■ Task to carry out: From top to bottom, restate the entries below word for word.

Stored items

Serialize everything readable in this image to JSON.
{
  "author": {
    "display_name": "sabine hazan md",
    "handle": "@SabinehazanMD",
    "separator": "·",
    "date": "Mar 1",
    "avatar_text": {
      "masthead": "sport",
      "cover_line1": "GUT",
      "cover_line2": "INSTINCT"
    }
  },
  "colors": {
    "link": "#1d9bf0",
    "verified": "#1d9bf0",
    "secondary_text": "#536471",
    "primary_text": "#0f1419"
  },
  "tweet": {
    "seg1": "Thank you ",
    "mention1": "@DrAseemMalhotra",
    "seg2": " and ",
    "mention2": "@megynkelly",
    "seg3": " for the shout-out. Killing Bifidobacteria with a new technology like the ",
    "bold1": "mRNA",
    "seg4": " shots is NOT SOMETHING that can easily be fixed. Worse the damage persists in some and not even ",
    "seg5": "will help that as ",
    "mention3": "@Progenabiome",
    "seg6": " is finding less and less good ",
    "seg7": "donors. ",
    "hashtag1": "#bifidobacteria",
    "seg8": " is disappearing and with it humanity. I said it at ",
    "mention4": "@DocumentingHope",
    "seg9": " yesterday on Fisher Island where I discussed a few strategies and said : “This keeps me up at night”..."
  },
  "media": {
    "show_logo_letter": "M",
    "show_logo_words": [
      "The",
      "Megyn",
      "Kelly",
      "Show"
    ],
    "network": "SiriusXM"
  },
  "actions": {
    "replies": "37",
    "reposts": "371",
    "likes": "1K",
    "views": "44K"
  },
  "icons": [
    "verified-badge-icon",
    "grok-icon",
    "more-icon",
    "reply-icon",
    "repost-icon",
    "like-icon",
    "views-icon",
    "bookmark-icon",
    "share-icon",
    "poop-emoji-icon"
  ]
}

■ Solution for this exercise:
Serialize everything readable in this image to JSON.
{
  "author": {
    "display_name": "sabine hazan md",
    "handle": "@SabinehazanMD",
    "separator": "·",
    "date": "Mar 1",
    "avatar_text": {
      "masthead": "sport",
      "cover_line1": "GUT",
      "cover_line2": "INSTINCT"
    }
  },
  "colors": {
    "link": "#1d9bf0",
    "verified": "#1d9bf0",
    "secondary_text": "#536471",
    "primary_text": "#0f1419"
  },
  "tweet": {
    "seg1": "Thank you ",
    "mention1": "@DrAseemMalhotra",
    "seg2": " and ",
    "mention2": "@megynkelly",
    "seg3": " for the shout-out. Killing Bifidobacteria with a new technology like the ",
    "bold1": "mRNA",
    "seg4": " shots is NOT SOMETHING that can easily be fixed. Worse the damage persists in some and not even ",
    "seg5": "will help that as ",
    "mention3": "@Progenabiome",
    "seg6": " is finding less and less good ",
    "seg7": "donors. ",
    "hashtag1": "#bifidobacteria",
    "seg8": " is disappearing and with it humanity. I said it at ",
    "mention4": "@DocumentingHope",
    "seg9": " yesterday on Fisher Island where I discussed a few strategies and said : “This keeps me up at night”..."
  },
  "media": {
    "show_logo_letter": "M",
    "show_logo_words": [
      "The",
      "Megyn",
      "Kelly",
      "Show"
    ],
    "network": "SiriusXM"
  },
  "actions": {
    "replies": "37",
    "reposts": "371",
    "likes": "1K",
    "views": "44K"
  },
  "icons": [
    "verified-badge-icon",
    "grok-icon",
    "more-icon",
    "reply-icon",
    "repost-icon",
    "like-icon",
    "views-icon",
    "bookmark-icon",
    "share-icon",
    "poop-emoji-icon"
  ]
}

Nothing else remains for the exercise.